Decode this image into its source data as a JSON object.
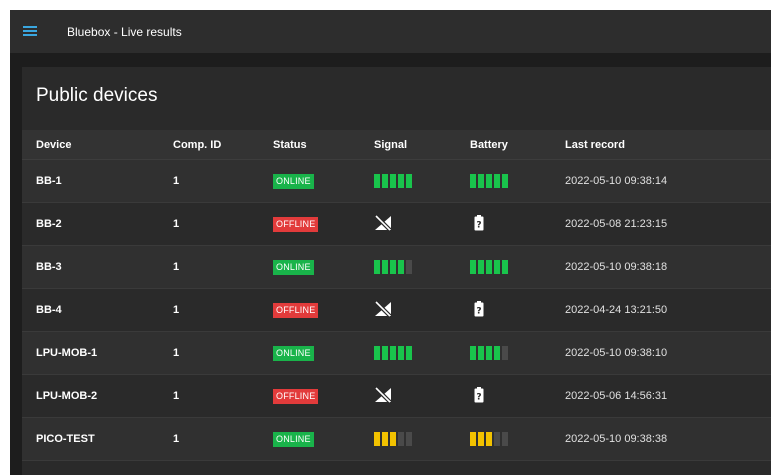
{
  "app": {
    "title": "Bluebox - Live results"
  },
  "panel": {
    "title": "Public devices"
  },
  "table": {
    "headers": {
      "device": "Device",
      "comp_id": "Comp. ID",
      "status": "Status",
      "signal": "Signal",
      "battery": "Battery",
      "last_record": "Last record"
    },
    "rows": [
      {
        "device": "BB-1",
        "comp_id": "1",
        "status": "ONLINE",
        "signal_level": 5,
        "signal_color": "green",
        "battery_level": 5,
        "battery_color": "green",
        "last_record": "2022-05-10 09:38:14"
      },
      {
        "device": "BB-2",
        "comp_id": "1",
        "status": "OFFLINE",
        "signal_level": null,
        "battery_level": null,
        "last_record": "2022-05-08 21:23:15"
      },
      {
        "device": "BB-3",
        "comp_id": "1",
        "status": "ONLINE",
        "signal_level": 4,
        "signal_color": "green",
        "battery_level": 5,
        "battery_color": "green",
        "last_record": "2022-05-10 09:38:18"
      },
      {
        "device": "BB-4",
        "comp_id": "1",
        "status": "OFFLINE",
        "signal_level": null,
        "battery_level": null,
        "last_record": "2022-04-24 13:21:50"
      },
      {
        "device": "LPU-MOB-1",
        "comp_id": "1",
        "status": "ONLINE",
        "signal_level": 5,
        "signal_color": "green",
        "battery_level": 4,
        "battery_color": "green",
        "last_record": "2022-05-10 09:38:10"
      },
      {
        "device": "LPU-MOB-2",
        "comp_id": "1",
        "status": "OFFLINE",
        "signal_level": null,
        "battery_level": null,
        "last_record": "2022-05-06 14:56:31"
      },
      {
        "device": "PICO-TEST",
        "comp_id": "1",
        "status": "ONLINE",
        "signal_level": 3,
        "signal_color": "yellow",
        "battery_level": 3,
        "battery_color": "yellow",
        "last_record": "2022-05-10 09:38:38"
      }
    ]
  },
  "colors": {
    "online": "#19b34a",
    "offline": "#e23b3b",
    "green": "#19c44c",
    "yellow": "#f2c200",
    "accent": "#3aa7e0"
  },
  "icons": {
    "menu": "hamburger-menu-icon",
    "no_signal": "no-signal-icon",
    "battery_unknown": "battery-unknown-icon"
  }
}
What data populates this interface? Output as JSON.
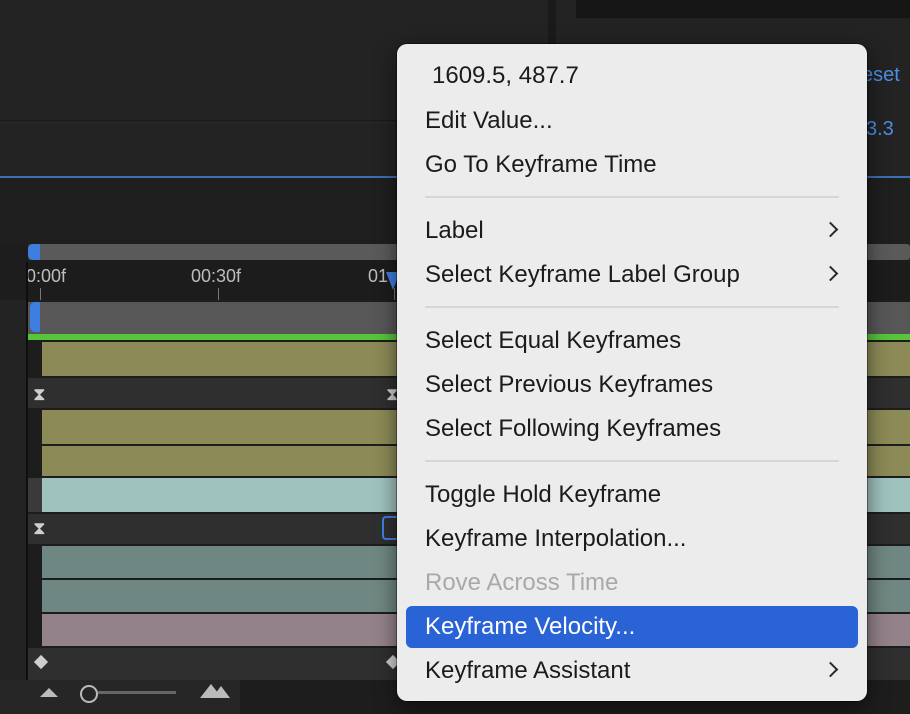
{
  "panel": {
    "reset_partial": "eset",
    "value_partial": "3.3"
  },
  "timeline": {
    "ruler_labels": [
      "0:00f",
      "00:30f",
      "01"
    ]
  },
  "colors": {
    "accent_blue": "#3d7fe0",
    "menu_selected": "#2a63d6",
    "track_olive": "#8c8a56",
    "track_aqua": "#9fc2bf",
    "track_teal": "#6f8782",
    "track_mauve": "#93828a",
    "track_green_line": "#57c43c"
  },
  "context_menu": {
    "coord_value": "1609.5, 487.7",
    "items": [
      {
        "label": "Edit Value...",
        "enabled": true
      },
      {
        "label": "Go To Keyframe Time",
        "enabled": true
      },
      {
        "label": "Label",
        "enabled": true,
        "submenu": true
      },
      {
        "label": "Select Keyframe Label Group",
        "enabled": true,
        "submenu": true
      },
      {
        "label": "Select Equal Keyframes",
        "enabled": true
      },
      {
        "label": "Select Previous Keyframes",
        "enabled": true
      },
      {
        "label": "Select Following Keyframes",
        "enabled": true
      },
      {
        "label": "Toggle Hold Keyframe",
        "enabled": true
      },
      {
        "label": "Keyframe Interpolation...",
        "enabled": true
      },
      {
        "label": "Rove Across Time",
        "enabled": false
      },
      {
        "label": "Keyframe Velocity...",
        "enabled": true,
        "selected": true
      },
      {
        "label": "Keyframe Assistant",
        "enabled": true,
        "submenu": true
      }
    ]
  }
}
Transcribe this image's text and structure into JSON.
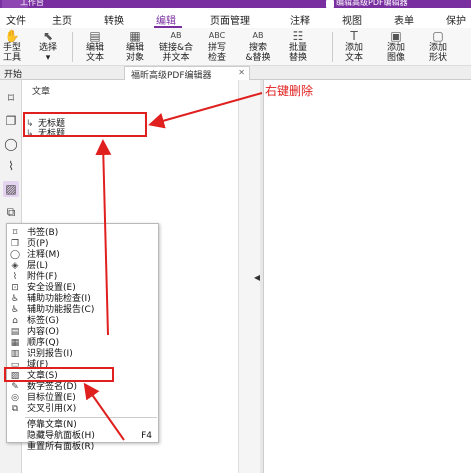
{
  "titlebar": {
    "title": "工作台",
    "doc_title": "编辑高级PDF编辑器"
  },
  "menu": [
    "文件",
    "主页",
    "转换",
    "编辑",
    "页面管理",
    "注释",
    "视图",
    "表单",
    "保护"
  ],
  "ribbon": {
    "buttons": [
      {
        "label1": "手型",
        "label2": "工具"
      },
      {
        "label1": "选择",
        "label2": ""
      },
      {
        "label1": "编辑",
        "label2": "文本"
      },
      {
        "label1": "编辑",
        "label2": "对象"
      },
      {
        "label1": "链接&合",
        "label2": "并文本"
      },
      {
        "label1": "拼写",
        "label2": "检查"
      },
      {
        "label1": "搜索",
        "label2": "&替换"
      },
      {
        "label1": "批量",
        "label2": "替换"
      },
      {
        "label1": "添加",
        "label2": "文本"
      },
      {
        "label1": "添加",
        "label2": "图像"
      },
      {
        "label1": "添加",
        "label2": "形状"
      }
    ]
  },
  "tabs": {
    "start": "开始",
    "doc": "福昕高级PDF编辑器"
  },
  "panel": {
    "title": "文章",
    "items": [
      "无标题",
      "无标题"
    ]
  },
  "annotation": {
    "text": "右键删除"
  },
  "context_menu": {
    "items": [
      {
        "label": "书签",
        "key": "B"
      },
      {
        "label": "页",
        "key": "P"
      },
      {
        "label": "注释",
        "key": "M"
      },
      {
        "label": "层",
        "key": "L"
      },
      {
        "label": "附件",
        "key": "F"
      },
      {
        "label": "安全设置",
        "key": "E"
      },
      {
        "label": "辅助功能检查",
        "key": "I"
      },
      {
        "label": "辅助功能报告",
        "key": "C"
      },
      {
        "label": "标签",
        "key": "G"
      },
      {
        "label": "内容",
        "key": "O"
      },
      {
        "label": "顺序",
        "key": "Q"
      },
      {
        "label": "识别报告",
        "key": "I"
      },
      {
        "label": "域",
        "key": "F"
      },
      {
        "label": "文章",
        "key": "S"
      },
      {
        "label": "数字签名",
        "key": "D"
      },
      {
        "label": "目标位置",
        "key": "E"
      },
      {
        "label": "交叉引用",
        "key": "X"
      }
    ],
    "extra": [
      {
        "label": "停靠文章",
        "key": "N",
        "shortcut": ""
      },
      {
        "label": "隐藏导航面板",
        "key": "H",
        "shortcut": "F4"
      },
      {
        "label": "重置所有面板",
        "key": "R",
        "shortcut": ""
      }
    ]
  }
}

◆ **What you are asked to do**: Keep only those lines of the records that hold "this", and return them.

◆ **Expected output**:
Decode this image into its source data as a JSON object.
What data populates this interface? Output as JSON.
Transcribe this image's text and structure into JSON.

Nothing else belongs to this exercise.